* [Exercise description]
Of the lines below, count those containing the word "this". Reply with the number alone.

* [Provided records]
++++++++++
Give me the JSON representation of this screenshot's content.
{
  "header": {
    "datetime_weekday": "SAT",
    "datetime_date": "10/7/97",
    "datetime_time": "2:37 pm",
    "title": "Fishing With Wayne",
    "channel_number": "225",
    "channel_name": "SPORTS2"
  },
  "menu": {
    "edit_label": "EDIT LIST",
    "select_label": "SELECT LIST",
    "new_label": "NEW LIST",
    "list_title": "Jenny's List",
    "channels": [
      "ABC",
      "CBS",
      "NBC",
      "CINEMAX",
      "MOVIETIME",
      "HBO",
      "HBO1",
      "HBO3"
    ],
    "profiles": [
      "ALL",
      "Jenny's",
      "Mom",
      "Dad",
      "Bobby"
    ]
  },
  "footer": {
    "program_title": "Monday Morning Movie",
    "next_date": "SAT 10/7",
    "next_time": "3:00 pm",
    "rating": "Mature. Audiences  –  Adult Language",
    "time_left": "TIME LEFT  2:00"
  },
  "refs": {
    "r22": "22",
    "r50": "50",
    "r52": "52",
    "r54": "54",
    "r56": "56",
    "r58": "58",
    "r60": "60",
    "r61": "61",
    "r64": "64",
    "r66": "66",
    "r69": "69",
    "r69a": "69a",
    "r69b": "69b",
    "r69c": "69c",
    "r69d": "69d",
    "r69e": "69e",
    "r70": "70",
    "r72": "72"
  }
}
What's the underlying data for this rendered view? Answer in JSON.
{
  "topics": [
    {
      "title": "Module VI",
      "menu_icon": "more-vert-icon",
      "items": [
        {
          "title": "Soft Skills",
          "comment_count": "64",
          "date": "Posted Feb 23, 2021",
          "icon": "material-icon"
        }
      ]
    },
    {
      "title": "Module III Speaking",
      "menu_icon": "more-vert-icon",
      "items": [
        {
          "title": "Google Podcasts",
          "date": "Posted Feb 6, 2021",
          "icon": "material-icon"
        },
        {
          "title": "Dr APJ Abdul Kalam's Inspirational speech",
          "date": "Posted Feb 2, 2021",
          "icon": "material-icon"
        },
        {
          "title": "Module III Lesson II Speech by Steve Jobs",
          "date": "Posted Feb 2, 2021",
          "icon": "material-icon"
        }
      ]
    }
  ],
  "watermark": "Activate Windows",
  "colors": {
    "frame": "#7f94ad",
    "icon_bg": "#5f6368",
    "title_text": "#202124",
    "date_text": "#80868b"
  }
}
++++++++++
* [Exercise solution]
2